PROVIDED RECORDS:
begin
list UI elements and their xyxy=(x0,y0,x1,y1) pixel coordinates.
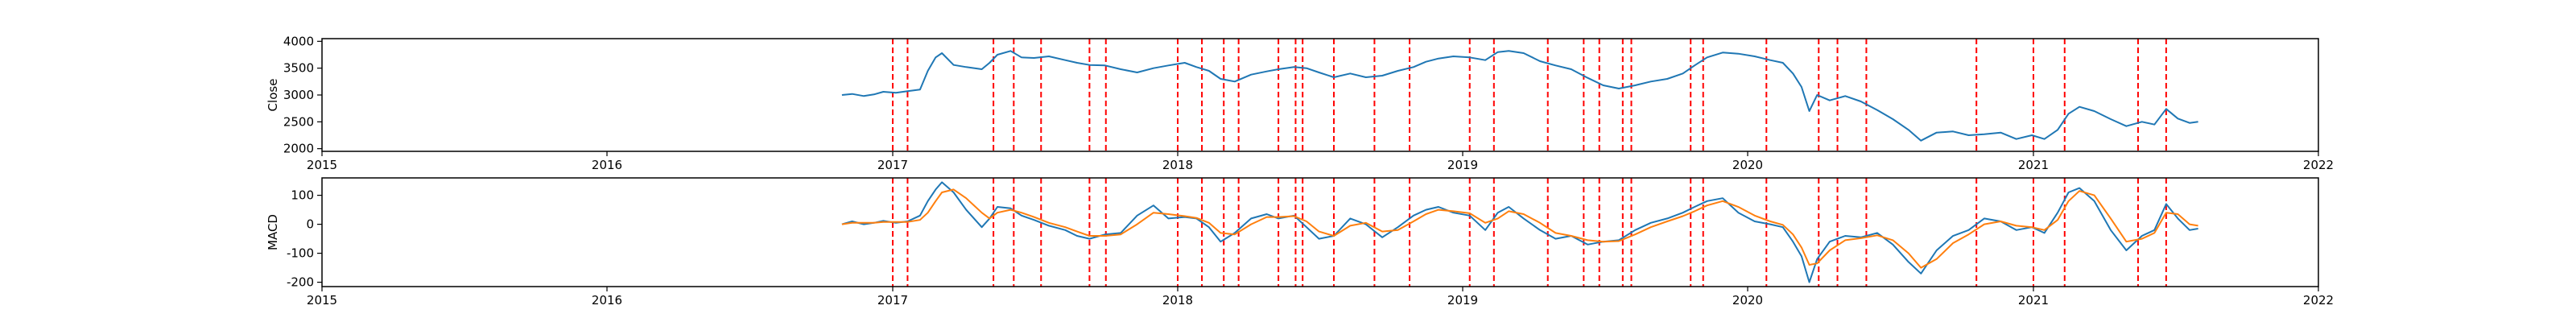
macd-x-tick-label: 2019 xyxy=(1447,293,1478,308)
close-y-tick-label: 4000 xyxy=(283,34,314,48)
close-price-panel: 2015 2016 2017 2018 2019 2020 2021 2022 2000 2500… xyxy=(266,34,2334,172)
macd-x-tick-label: 2015 xyxy=(307,293,337,308)
close-x-tick-label: 2022 xyxy=(2303,158,2334,172)
macd-x-tick-label: 2018 xyxy=(1162,293,1193,308)
close-x-tick-label: 2017 xyxy=(877,158,908,172)
macd-macd-series-line xyxy=(841,181,2198,283)
macd-panel: 2015 2016 2017 2018 2019 2020 2021 2022 -200 -100… xyxy=(266,177,2334,308)
macd-y-axis-label: MACD xyxy=(266,214,280,250)
macd-x-tick-label: 2016 xyxy=(592,293,622,308)
close-y-tick-label: 2000 xyxy=(283,142,314,156)
close-y-tick-label: 3500 xyxy=(283,61,314,76)
close-x-tick-label: 2018 xyxy=(1162,158,1193,172)
macd-y-tick-label: -100 xyxy=(287,246,314,261)
close-y-axis-label: Close xyxy=(266,79,280,112)
macd-y-tick-label: -200 xyxy=(287,275,314,290)
macd-x-tick-label: 2021 xyxy=(2018,293,2049,308)
macd-x-tick-label: 2017 xyxy=(877,293,908,308)
close-close-series-line xyxy=(841,50,2198,142)
macd-x-tick-label: 2020 xyxy=(1732,293,1763,308)
close-x-tick-label: 2019 xyxy=(1447,158,1478,172)
macd-axes-frame xyxy=(321,177,2319,287)
close-x-tick-label: 2015 xyxy=(307,158,337,172)
macd-signal-series-line xyxy=(841,188,2198,269)
close-y-tick-label: 2500 xyxy=(283,114,314,129)
close-axes-frame xyxy=(321,38,2319,152)
close-x-tick-label: 2020 xyxy=(1732,158,1763,172)
close-x-tick-label: 2021 xyxy=(2018,158,2049,172)
macd-y-tick-label: 0 xyxy=(306,217,314,232)
close-y-tick-label: 3000 xyxy=(283,88,314,102)
macd-x-tick-label: 2022 xyxy=(2303,293,2334,308)
macd-y-tick-label: 100 xyxy=(291,188,314,203)
close-x-tick-label: 2016 xyxy=(592,158,622,172)
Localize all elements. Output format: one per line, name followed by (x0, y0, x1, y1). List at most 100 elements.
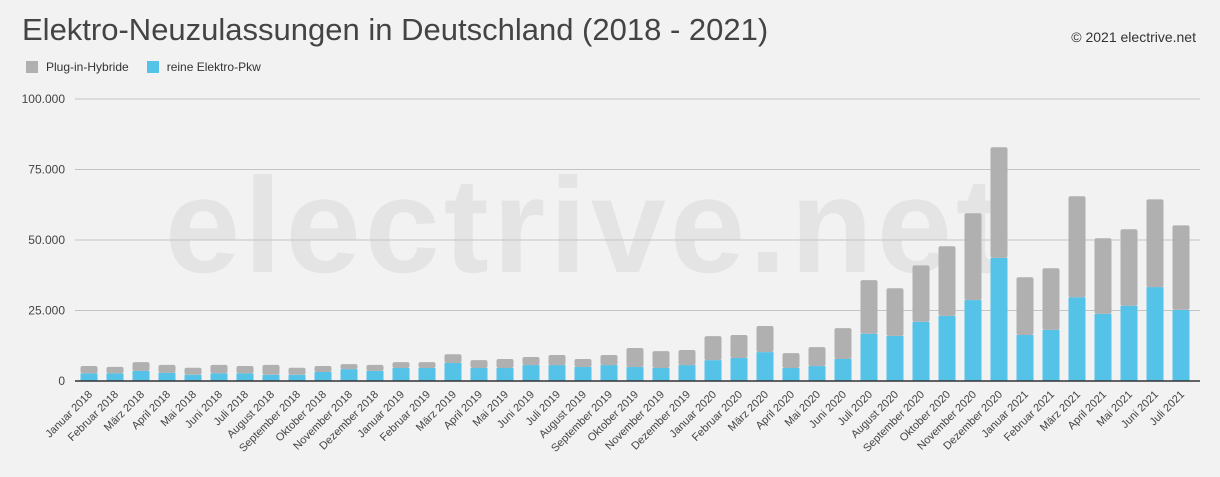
y-tick-label: 100.000 (22, 92, 66, 106)
bar-hybrid (1146, 199, 1164, 288)
bar-bev (184, 374, 202, 381)
bar-hybrid (106, 366, 124, 374)
credit: © 2021 electrive.net (1071, 29, 1196, 45)
legend-item-bev: reine Elektro-Pkw (146, 60, 261, 74)
bar-hybrid (756, 326, 774, 353)
bar-bev (574, 367, 592, 381)
bar-bev (392, 368, 410, 381)
bar-bev (964, 300, 982, 381)
y-tick-label: 75.000 (28, 163, 65, 177)
bar-hybrid (938, 246, 956, 316)
bar-bev (678, 365, 696, 381)
legend: Plug-in-Hybride reine Elektro-Pkw (26, 60, 261, 74)
bar-bev (782, 368, 800, 381)
bar-bev (314, 371, 332, 381)
bar-bev (1016, 335, 1034, 381)
bar-bev (860, 333, 878, 381)
bar-hybrid (418, 362, 436, 369)
bar-bev (1042, 329, 1060, 381)
bar-bev (912, 321, 930, 381)
bar-hybrid (444, 354, 462, 363)
y-tick-label: 25.000 (28, 304, 65, 318)
bar-hybrid (470, 360, 488, 369)
bar-bev (1068, 297, 1086, 381)
bar-bev (470, 368, 488, 381)
bar-bev (626, 367, 644, 381)
legend-swatch-hybrid (26, 61, 38, 73)
bar-hybrid (236, 366, 254, 374)
bar-bev (496, 368, 514, 381)
bar-bev (600, 365, 618, 381)
bar-bev (522, 365, 540, 381)
bar-bev (444, 362, 462, 381)
bar-hybrid (132, 362, 150, 371)
bar-hybrid (860, 280, 878, 334)
bar-hybrid (1068, 196, 1086, 298)
legend-swatch-bev (146, 61, 159, 73)
bar-bev (340, 369, 358, 381)
bar-hybrid (288, 367, 306, 375)
bar-hybrid (548, 355, 566, 366)
bar-bev (262, 374, 280, 381)
bar-bev (236, 373, 254, 381)
bar-hybrid (964, 213, 982, 301)
bar-bev (1094, 313, 1112, 381)
bar-hybrid (496, 359, 514, 369)
bar-hybrid (210, 364, 228, 374)
bar-hybrid (808, 347, 826, 367)
bar-hybrid (366, 364, 384, 371)
bar-hybrid (158, 364, 176, 373)
bar-bev (704, 360, 722, 381)
bar-bev (652, 368, 670, 381)
bar-bev (80, 373, 98, 381)
bar-bev (730, 358, 748, 381)
bar-bev (834, 359, 852, 381)
bar-hybrid (730, 335, 748, 359)
bar-bev (366, 370, 384, 381)
bar-bev (756, 352, 774, 381)
bar-bev (1146, 287, 1164, 381)
bar-bev (418, 368, 436, 381)
legend-item-hybrid: Plug-in-Hybride (26, 60, 129, 74)
bar-bev (106, 373, 124, 381)
bar-bev (990, 257, 1008, 381)
bar-hybrid (340, 364, 358, 370)
bar-hybrid (1042, 268, 1060, 330)
bar-hybrid (704, 336, 722, 361)
bar-hybrid (314, 366, 332, 372)
bar-bev (548, 365, 566, 381)
bar-hybrid (522, 357, 540, 366)
legend-label-hybrid: Plug-in-Hybride (46, 60, 129, 74)
bar-hybrid (184, 367, 202, 375)
bar-hybrid (1120, 229, 1138, 306)
bar-hybrid (1094, 238, 1112, 314)
watermark: electrive.net (165, 150, 1005, 301)
chart-title: Elektro-Neuzulassungen in Deutschland (2… (22, 12, 769, 47)
legend-label-bev: reine Elektro-Pkw (166, 60, 261, 74)
bar-hybrid (886, 288, 904, 336)
y-tick-label: 50.000 (28, 233, 65, 247)
bar-hybrid (262, 364, 280, 375)
bar-hybrid (990, 147, 1008, 258)
bar-hybrid (600, 355, 618, 366)
y-tick-label: 0 (58, 374, 65, 388)
bar-hybrid (626, 348, 644, 368)
bar-hybrid (1172, 225, 1190, 310)
bar-hybrid (912, 265, 930, 322)
bar-hybrid (80, 366, 98, 374)
bar-hybrid (782, 353, 800, 369)
bar-bev (158, 372, 176, 381)
bar-bev (132, 370, 150, 381)
bar-bev (938, 315, 956, 381)
bar-bev (808, 366, 826, 381)
bar-bev (1172, 309, 1190, 381)
bar-hybrid (574, 359, 592, 368)
bar-hybrid (1016, 277, 1034, 336)
bar-bev (886, 335, 904, 381)
bar-hybrid (678, 349, 696, 366)
bar-bev (288, 374, 306, 381)
bar-bev (1120, 305, 1138, 381)
bar-bev (210, 373, 228, 381)
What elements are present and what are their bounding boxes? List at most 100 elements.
end
YOUR TASK: Please copy every line of the records above word for word, leaving out the pictures.

ANSWER FOR THE TASK:
list UI elements and their xyxy=(x0,y0,x1,y1) pixel coordinates.
macd-x-tick-label: 2019 xyxy=(1447,293,1478,308)
close-y-tick-label: 4000 xyxy=(283,34,314,48)
close-price-panel: 2015 2016 2017 2018 2019 2020 2021 2022 2000 2500… xyxy=(266,34,2334,172)
macd-x-tick-label: 2015 xyxy=(307,293,337,308)
close-x-tick-label: 2022 xyxy=(2303,158,2334,172)
macd-x-tick-label: 2018 xyxy=(1162,293,1193,308)
close-x-tick-label: 2017 xyxy=(877,158,908,172)
macd-macd-series-line xyxy=(841,181,2198,283)
macd-panel: 2015 2016 2017 2018 2019 2020 2021 2022 -200 -100… xyxy=(266,177,2334,308)
macd-y-axis-label: MACD xyxy=(266,214,280,250)
macd-x-tick-label: 2016 xyxy=(592,293,622,308)
close-y-tick-label: 2000 xyxy=(283,142,314,156)
close-y-tick-label: 3500 xyxy=(283,61,314,76)
close-x-tick-label: 2018 xyxy=(1162,158,1193,172)
macd-y-tick-label: -100 xyxy=(287,246,314,261)
close-y-axis-label: Close xyxy=(266,79,280,112)
macd-y-tick-label: -200 xyxy=(287,275,314,290)
macd-x-tick-label: 2021 xyxy=(2018,293,2049,308)
macd-x-tick-label: 2017 xyxy=(877,293,908,308)
close-close-series-line xyxy=(841,50,2198,142)
macd-x-tick-label: 2020 xyxy=(1732,293,1763,308)
close-x-tick-label: 2019 xyxy=(1447,158,1478,172)
macd-axes-frame xyxy=(321,177,2319,287)
close-x-tick-label: 2015 xyxy=(307,158,337,172)
macd-signal-series-line xyxy=(841,188,2198,269)
close-y-tick-label: 2500 xyxy=(283,114,314,129)
close-axes-frame xyxy=(321,38,2319,152)
close-x-tick-label: 2020 xyxy=(1732,158,1763,172)
close-x-tick-label: 2021 xyxy=(2018,158,2049,172)
macd-y-tick-label: 0 xyxy=(306,217,314,232)
close-y-tick-label: 3000 xyxy=(283,88,314,102)
macd-x-tick-label: 2022 xyxy=(2303,293,2334,308)
macd-y-tick-label: 100 xyxy=(291,188,314,203)
close-x-tick-label: 2016 xyxy=(592,158,622,172)
Localize all elements. Output format: one per line, name followed by (x0, y0, x1, y1). List at most 100 elements.
y-tick-label: 100.000 (22, 92, 66, 106)
bar-hybrid (1146, 199, 1164, 288)
bar-bev (184, 374, 202, 381)
bar-hybrid (106, 366, 124, 374)
credit: © 2021 electrive.net (1071, 29, 1196, 45)
legend-item-bev: reine Elektro-Pkw (146, 60, 261, 74)
bar-hybrid (756, 326, 774, 353)
bar-bev (574, 367, 592, 381)
bar-bev (392, 368, 410, 381)
bar-bev (964, 300, 982, 381)
y-tick-label: 75.000 (28, 163, 65, 177)
bar-hybrid (938, 246, 956, 316)
bar-bev (678, 365, 696, 381)
legend: Plug-in-Hybride reine Elektro-Pkw (26, 60, 261, 74)
bar-bev (782, 368, 800, 381)
bar-bev (314, 371, 332, 381)
bar-bev (1016, 335, 1034, 381)
bar-bev (860, 333, 878, 381)
bar-hybrid (418, 362, 436, 369)
bar-bev (1042, 329, 1060, 381)
bar-bev (912, 321, 930, 381)
bar-hybrid (444, 354, 462, 363)
y-tick-label: 25.000 (28, 304, 65, 318)
bar-hybrid (470, 360, 488, 369)
bar-bev (1068, 297, 1086, 381)
bar-bev (470, 368, 488, 381)
bar-bev (626, 367, 644, 381)
legend-swatch-hybrid (26, 61, 38, 73)
bar-hybrid (236, 366, 254, 374)
bar-bev (496, 368, 514, 381)
bar-bev (600, 365, 618, 381)
bar-bev (522, 365, 540, 381)
bar-bev (444, 362, 462, 381)
bar-hybrid (132, 362, 150, 371)
bar-hybrid (860, 280, 878, 334)
bar-hybrid (1068, 196, 1086, 298)
legend-swatch-bev (146, 61, 159, 73)
bar-bev (340, 369, 358, 381)
bar-hybrid (288, 367, 306, 375)
bar-hybrid (548, 355, 566, 366)
bar-bev (262, 374, 280, 381)
bar-bev (236, 373, 254, 381)
bar-hybrid (964, 213, 982, 301)
bar-bev (1094, 313, 1112, 381)
bar-hybrid (496, 359, 514, 369)
bar-hybrid (210, 364, 228, 374)
bar-hybrid (808, 347, 826, 367)
bar-hybrid (366, 364, 384, 371)
bar-hybrid (158, 364, 176, 373)
bar-bev (704, 360, 722, 381)
bar-bev (652, 368, 670, 381)
bar-bev (80, 373, 98, 381)
bar-bev (730, 358, 748, 381)
bar-bev (834, 359, 852, 381)
bar-hybrid (730, 335, 748, 359)
bar-bev (366, 370, 384, 381)
bar-bev (756, 352, 774, 381)
bar-bev (1146, 287, 1164, 381)
bar-bev (418, 368, 436, 381)
legend-item-hybrid: Plug-in-Hybride (26, 60, 129, 74)
bar-bev (106, 373, 124, 381)
bar-bev (990, 257, 1008, 381)
bar-hybrid (340, 364, 358, 370)
bar-hybrid (1042, 268, 1060, 330)
bar-hybrid (704, 336, 722, 361)
bar-hybrid (314, 366, 332, 372)
bar-bev (548, 365, 566, 381)
bar-hybrid (522, 357, 540, 366)
legend-label-hybrid: Plug-in-Hybride (46, 60, 129, 74)
bar-hybrid (184, 367, 202, 375)
bar-hybrid (1120, 229, 1138, 306)
bar-hybrid (1094, 238, 1112, 314)
watermark: electrive.net (165, 150, 1005, 301)
chart-title: Elektro-Neuzulassungen in Deutschland (2… (22, 12, 769, 47)
legend-label-bev: reine Elektro-Pkw (166, 60, 261, 74)
bar-hybrid (886, 288, 904, 336)
y-tick-label: 50.000 (28, 233, 65, 247)
bar-hybrid (262, 364, 280, 375)
bar-hybrid (990, 147, 1008, 258)
bar-hybrid (600, 355, 618, 366)
y-tick-label: 0 (58, 374, 65, 388)
bar-hybrid (626, 348, 644, 368)
bar-hybrid (1172, 225, 1190, 310)
bar-hybrid (912, 265, 930, 322)
bar-hybrid (80, 366, 98, 374)
bar-hybrid (782, 353, 800, 369)
bar-bev (158, 372, 176, 381)
bar-bev (132, 370, 150, 381)
bar-bev (938, 315, 956, 381)
bar-bev (808, 366, 826, 381)
bar-bev (1172, 309, 1190, 381)
bar-hybrid (574, 359, 592, 368)
bar-hybrid (1016, 277, 1034, 336)
bar-bev (886, 335, 904, 381)
bar-hybrid (678, 349, 696, 366)
bar-bev (288, 374, 306, 381)
bar-bev (1120, 305, 1138, 381)
bar-bev (210, 373, 228, 381)
What elements are present and what are their bounding boxes? List at most 100 elements.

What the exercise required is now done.